■ **Required task**:
The entries below should be given again exactly, minus their pictures.

■ **The data**:
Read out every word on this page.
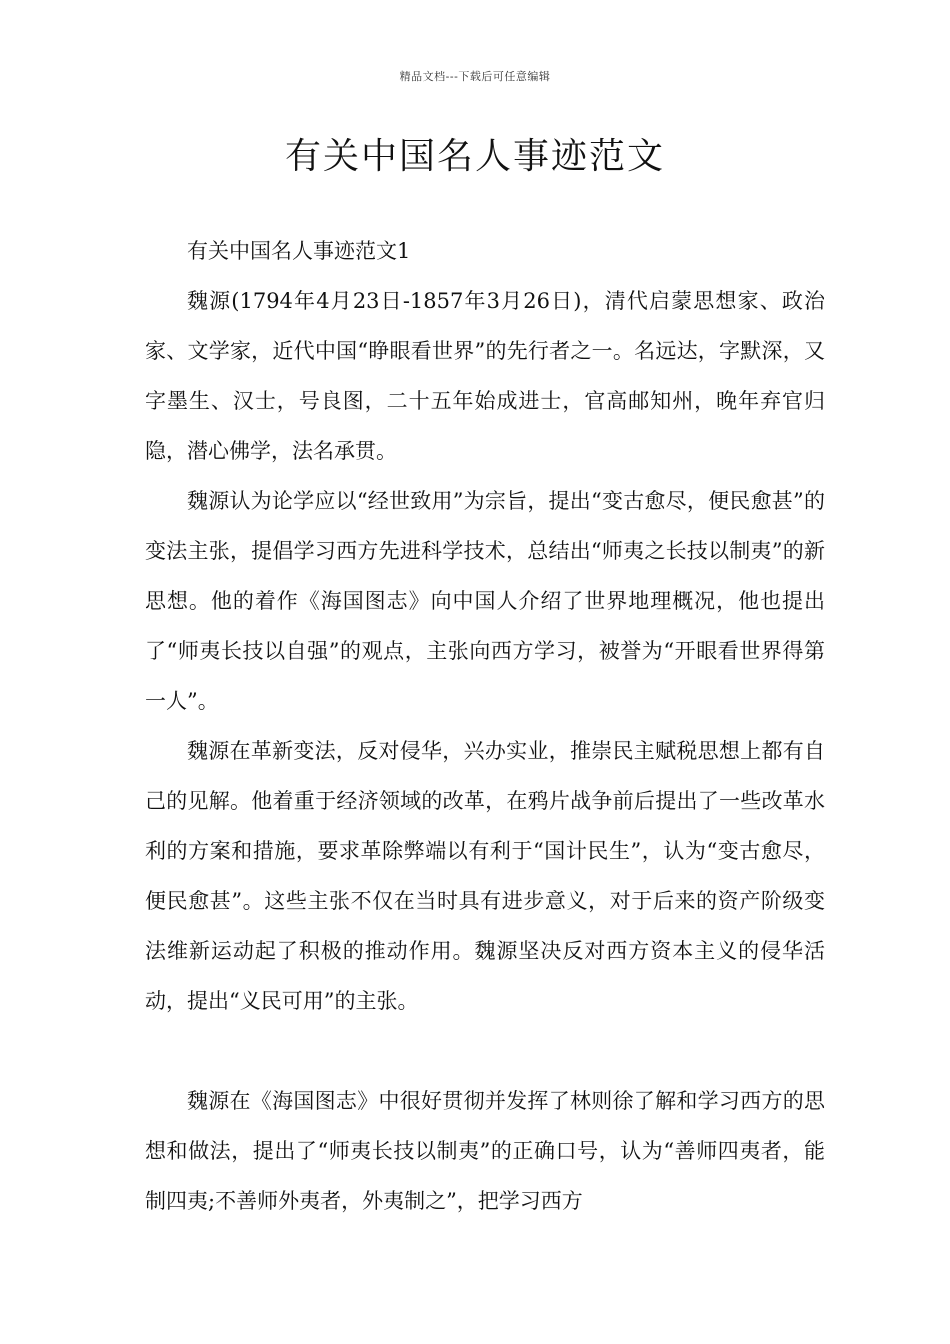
精品文档---下载后可任意编辑
有关中国名人事迹范文

有关中国名人事迹范文1

魏源(1794年4月23日-1857年3月26日)，清代启蒙思想家、政治家、文学家，近代中国“睁眼看世界”的先行者之一。名远达，字默深，又字墨生、汉士，号良图，二十五年始成进士，官高邮知州，晚年弃官归隐，潜心佛学，法名承贯。

魏源认为论学应以“经世致用”为宗旨，提出“变古愈尽，便民愈甚”的变法主张，提倡学习西方先进科学技术，总结出“师夷之长技以制夷”的新思想。他的着作《海国图志》向中国人介绍了世界地理概况，他也提出了“师夷长技以自强”的观点，主张向西方学习，被誉为“开眼看世界得第一人”。

魏源在革新变法，反对侵华，兴办实业，推崇民主赋税思想上都有自己的见解。他着重于经济领域的改革，在鸦片战争前后提出了一些改革水利的方案和措施，要求革除弊端以有利于“国计民生”，认为“变古愈尽，便民愈甚”。这些主张不仅在当时具有进步意义，对于后来的资产阶级变法维新运动起了积极的推动作用。魏源坚决反对西方资本主义的侵华活动，提出“义民可用”的主张。

魏源在《海国图志》中很好贯彻并发挥了林则徐了解和学习西方的思想和做法，提出了“师夷长技以制夷”的正确口号，认为“善师四夷者，能制四夷;不善师外夷者，外夷制之”，把学习西方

■ **Solution**:
Read out every word on this page.
精品文档---下载后可任意编辑
有关中国名人事迹范文

有关中国名人事迹范文1

魏源(1794年4月23日-1857年3月26日)，清代启蒙思想家、政治家、文学家，近代中国“睁眼看世界”的先行者之一。名远达，字默深，又字墨生、汉士，号良图，二十五年始成进士，官高邮知州，晚年弃官归隐，潜心佛学，法名承贯。

魏源认为论学应以“经世致用”为宗旨，提出“变古愈尽，便民愈甚”的变法主张，提倡学习西方先进科学技术，总结出“师夷之长技以制夷”的新思想。他的着作《海国图志》向中国人介绍了世界地理概况，他也提出了“师夷长技以自强”的观点，主张向西方学习，被誉为“开眼看世界得第一人”。

魏源在革新变法，反对侵华，兴办实业，推崇民主赋税思想上都有自己的见解。他着重于经济领域的改革，在鸦片战争前后提出了一些改革水利的方案和措施，要求革除弊端以有利于“国计民生”，认为“变古愈尽，便民愈甚”。这些主张不仅在当时具有进步意义，对于后来的资产阶级变法维新运动起了积极的推动作用。魏源坚决反对西方资本主义的侵华活动，提出“义民可用”的主张。

魏源在《海国图志》中很好贯彻并发挥了林则徐了解和学习西方的思想和做法，提出了“师夷长技以制夷”的正确口号，认为“善师四夷者，能制四夷;不善师外夷者，外夷制之”，把学习西方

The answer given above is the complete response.